(The exercise): Without the pictures, set down every line of the data exactly.

A block of data
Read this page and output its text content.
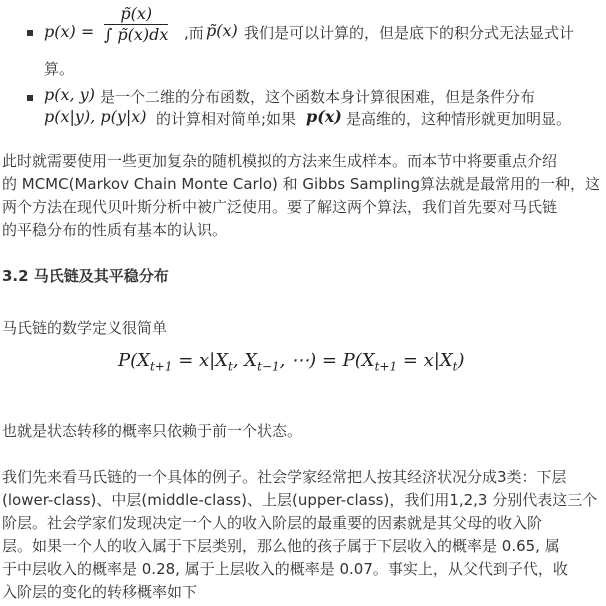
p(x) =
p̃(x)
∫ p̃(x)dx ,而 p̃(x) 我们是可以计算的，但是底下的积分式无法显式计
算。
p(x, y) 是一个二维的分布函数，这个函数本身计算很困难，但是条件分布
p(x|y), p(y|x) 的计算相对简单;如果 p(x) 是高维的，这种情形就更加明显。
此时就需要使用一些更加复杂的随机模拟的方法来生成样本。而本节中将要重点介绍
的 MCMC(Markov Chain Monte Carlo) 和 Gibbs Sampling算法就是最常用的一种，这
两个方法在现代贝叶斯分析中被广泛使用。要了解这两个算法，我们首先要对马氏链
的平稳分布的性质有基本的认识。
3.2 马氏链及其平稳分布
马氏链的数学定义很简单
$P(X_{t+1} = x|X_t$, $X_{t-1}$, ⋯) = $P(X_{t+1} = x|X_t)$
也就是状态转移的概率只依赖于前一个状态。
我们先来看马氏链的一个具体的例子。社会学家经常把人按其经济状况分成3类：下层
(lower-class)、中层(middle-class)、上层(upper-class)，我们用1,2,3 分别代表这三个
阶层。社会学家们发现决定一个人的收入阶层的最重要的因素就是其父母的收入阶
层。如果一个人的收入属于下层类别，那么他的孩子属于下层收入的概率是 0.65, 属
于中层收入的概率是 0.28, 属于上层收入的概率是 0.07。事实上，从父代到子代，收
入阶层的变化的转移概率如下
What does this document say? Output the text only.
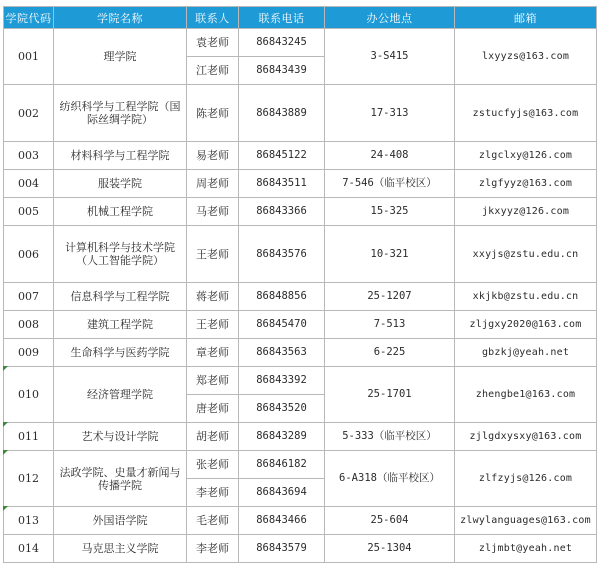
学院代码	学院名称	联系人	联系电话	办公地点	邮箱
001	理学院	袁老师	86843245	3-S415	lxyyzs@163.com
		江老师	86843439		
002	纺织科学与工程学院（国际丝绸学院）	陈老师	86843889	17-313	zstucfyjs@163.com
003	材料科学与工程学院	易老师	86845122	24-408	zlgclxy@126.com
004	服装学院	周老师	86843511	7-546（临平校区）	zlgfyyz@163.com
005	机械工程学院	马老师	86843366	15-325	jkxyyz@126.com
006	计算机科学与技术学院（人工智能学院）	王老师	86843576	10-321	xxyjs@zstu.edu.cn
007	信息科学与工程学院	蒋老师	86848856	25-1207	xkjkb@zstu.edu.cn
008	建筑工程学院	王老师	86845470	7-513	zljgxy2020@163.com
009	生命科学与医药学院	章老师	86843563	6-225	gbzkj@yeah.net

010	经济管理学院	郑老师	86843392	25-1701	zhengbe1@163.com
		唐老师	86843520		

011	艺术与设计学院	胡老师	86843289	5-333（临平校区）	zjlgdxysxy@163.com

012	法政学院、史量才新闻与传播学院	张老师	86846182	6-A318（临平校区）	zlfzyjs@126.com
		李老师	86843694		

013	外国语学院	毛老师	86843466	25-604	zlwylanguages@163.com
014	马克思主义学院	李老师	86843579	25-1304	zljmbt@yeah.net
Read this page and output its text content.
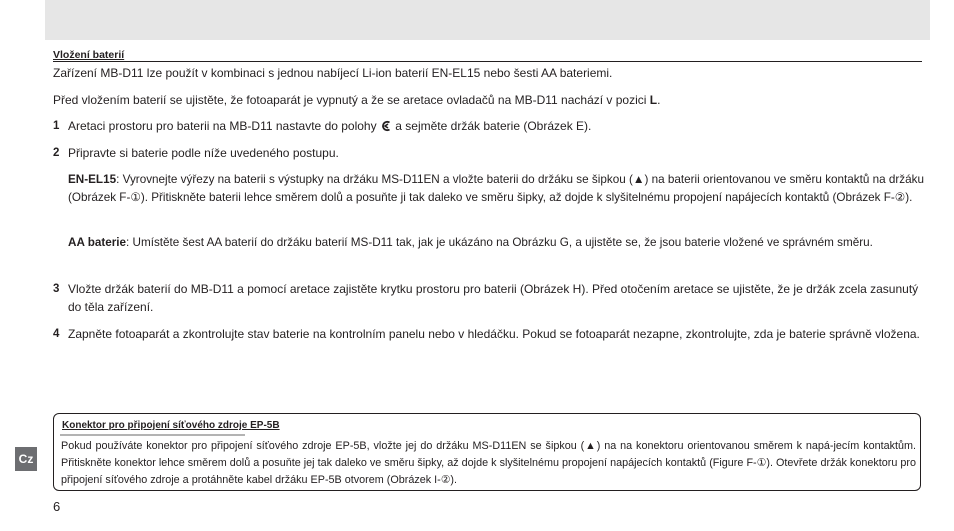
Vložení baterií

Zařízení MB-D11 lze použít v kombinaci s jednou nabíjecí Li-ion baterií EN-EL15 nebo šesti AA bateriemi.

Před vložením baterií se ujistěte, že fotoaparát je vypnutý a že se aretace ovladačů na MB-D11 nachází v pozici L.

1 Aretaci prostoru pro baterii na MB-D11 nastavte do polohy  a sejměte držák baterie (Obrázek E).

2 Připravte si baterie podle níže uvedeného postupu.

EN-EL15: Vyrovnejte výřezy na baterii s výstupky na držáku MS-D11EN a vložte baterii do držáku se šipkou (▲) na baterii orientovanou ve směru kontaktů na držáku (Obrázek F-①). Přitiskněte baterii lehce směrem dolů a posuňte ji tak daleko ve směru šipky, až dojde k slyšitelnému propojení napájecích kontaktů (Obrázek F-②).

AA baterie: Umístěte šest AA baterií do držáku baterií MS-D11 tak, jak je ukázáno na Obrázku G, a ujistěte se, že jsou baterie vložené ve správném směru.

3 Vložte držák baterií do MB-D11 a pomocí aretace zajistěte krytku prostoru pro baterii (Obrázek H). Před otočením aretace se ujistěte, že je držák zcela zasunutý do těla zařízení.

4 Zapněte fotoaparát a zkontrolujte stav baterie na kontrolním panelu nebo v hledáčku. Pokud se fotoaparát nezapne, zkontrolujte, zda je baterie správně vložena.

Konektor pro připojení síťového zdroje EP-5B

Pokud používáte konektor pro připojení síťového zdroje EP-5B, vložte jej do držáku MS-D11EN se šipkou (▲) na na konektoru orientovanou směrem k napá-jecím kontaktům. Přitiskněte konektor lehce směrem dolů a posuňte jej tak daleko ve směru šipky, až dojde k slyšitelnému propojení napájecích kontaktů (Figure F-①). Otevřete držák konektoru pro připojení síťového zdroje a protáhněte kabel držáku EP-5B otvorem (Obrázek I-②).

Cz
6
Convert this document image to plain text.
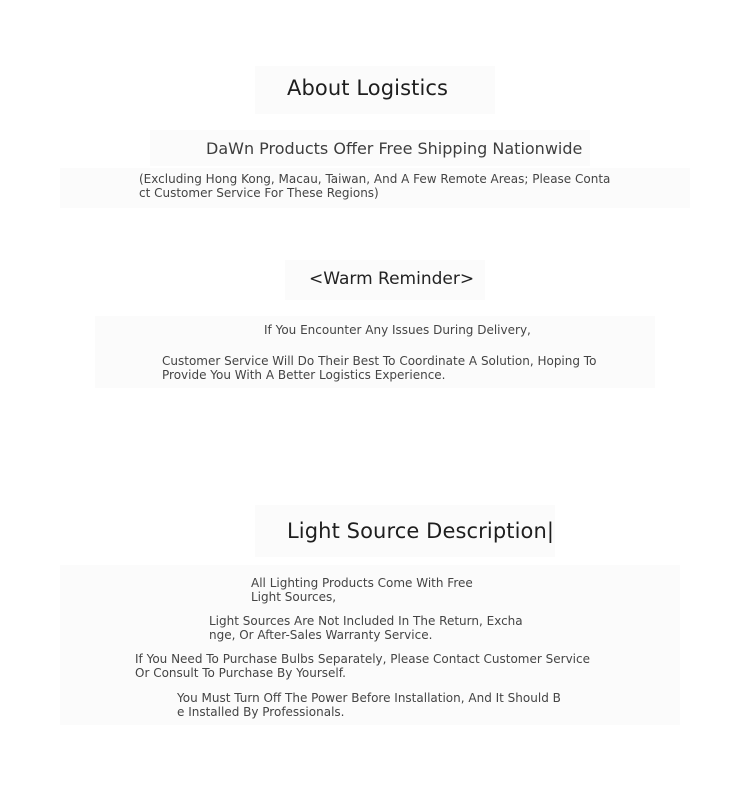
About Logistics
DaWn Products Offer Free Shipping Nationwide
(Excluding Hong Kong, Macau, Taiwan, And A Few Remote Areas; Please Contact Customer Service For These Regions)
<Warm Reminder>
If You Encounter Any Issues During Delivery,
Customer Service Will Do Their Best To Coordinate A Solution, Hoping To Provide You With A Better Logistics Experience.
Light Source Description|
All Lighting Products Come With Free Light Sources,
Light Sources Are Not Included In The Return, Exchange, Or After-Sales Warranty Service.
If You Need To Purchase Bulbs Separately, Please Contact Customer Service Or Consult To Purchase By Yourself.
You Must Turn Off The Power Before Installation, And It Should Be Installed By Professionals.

(Response):
Read this page and output its text content.
p(x) =
p̃(x)
∫ p̃(x)dx ,而 p̃(x) 我们是可以计算的，但是底下的积分式无法显式计
算。
p(x, y) 是一个二维的分布函数，这个函数本身计算很困难，但是条件分布
p(x|y), p(y|x) 的计算相对简单;如果 p(x) 是高维的，这种情形就更加明显。
此时就需要使用一些更加复杂的随机模拟的方法来生成样本。而本节中将要重点介绍
的 MCMC(Markov Chain Monte Carlo) 和 Gibbs Sampling算法就是最常用的一种，这
两个方法在现代贝叶斯分析中被广泛使用。要了解这两个算法，我们首先要对马氏链
的平稳分布的性质有基本的认识。
3.2 马氏链及其平稳分布
马氏链的数学定义很简单
$P(X_{t+1} = x|X_t$, $X_{t-1}$, ⋯) = $P(X_{t+1} = x|X_t)$
也就是状态转移的概率只依赖于前一个状态。
我们先来看马氏链的一个具体的例子。社会学家经常把人按其经济状况分成3类：下层
(lower-class)、中层(middle-class)、上层(upper-class)，我们用1,2,3 分别代表这三个
阶层。社会学家们发现决定一个人的收入阶层的最重要的因素就是其父母的收入阶
层。如果一个人的收入属于下层类别，那么他的孩子属于下层收入的概率是 0.65, 属
于中层收入的概率是 0.28, 属于上层收入的概率是 0.07。事实上，从父代到子代，收
入阶层的变化的转移概率如下
What does this document say? Output the text only.
学院代码	学院名称	联系人	联系电话	办公地点	邮箱
001	理学院	袁老师	86843245	3-S415	lxyyzs@163.com
		江老师	86843439		
002	纺织科学与工程学院（国际丝绸学院）	陈老师	86843889	17-313	zstucfyjs@163.com
003	材料科学与工程学院	易老师	86845122	24-408	zlgclxy@126.com
004	服装学院	周老师	86843511	7-546（临平校区）	zlgfyyz@163.com
005	机械工程学院	马老师	86843366	15-325	jkxyyz@126.com
006	计算机科学与技术学院（人工智能学院）	王老师	86843576	10-321	xxyjs@zstu.edu.cn
007	信息科学与工程学院	蒋老师	86848856	25-1207	xkjkb@zstu.edu.cn
008	建筑工程学院	王老师	86845470	7-513	zljgxy2020@163.com
009	生命科学与医药学院	章老师	86843563	6-225	gbzkj@yeah.net

010	经济管理学院	郑老师	86843392	25-1701	zhengbe1@163.com
		唐老师	86843520		

011	艺术与设计学院	胡老师	86843289	5-333（临平校区）	zjlgdxysxy@163.com

012	法政学院、史量才新闻与传播学院	张老师	86846182	6-A318（临平校区）	zlfzyjs@126.com
		李老师	86843694		

013	外国语学院	毛老师	86843466	25-604	zlwylanguages@163.com
014	马克思主义学院	李老师	86843579	25-1304	zljmbt@yeah.net
Read this page and output its text content.
Vložení baterií

Zařízení MB-D11 lze použít v kombinaci s jednou nabíjecí Li-ion baterií EN-EL15 nebo šesti AA bateriemi.

Před vložením baterií se ujistěte, že fotoaparát je vypnutý a že se aretace ovladačů na MB-D11 nachází v pozici L.

1 Aretaci prostoru pro baterii na MB-D11 nastavte do polohy  a sejměte držák baterie (Obrázek E).

2 Připravte si baterie podle níže uvedeného postupu.

EN-EL15: Vyrovnejte výřezy na baterii s výstupky na držáku MS-D11EN a vložte baterii do držáku se šipkou (▲) na baterii orientovanou ve směru kontaktů na držáku (Obrázek F-①). Přitiskněte baterii lehce směrem dolů a posuňte ji tak daleko ve směru šipky, až dojde k slyšitelnému propojení napájecích kontaktů (Obrázek F-②).

AA baterie: Umístěte šest AA baterií do držáku baterií MS-D11 tak, jak je ukázáno na Obrázku G, a ujistěte se, že jsou baterie vložené ve správném směru.

3 Vložte držák baterií do MB-D11 a pomocí aretace zajistěte krytku prostoru pro baterii (Obrázek H). Před otočením aretace se ujistěte, že je držák zcela zasunutý do těla zařízení.

4 Zapněte fotoaparát a zkontrolujte stav baterie na kontrolním panelu nebo v hledáčku. Pokud se fotoaparát nezapne, zkontrolujte, zda je baterie správně vložena.

Konektor pro připojení síťového zdroje EP-5B

Pokud používáte konektor pro připojení síťového zdroje EP-5B, vložte jej do držáku MS-D11EN se šipkou (▲) na na konektoru orientovanou směrem k napá-jecím kontaktům. Přitiskněte konektor lehce směrem dolů a posuňte jej tak daleko ve směru šipky, až dojde k slyšitelnému propojení napájecích kontaktů (Figure F-①). Otevřete držák konektoru pro připojení síťového zdroje a protáhněte kabel držáku EP-5B otvorem (Obrázek I-②).

Cz
6
Convert this document image to plain text.
About Logistics
DaWn Products Offer Free Shipping Nationwide
(Excluding Hong Kong, Macau, Taiwan, And A Few Remote Areas; Please Contact Customer Service For These Regions)
<Warm Reminder>
If You Encounter Any Issues During Delivery,
Customer Service Will Do Their Best To Coordinate A Solution, Hoping To Provide You With A Better Logistics Experience.
Light Source Description|
All Lighting Products Come With Free Light Sources,
Light Sources Are Not Included In The Return, Exchange, Or After-Sales Warranty Service.
If You Need To Purchase Bulbs Separately, Please Contact Customer Service Or Consult To Purchase By Yourself.
You Must Turn Off The Power Before Installation, And It Should Be Installed By Professionals.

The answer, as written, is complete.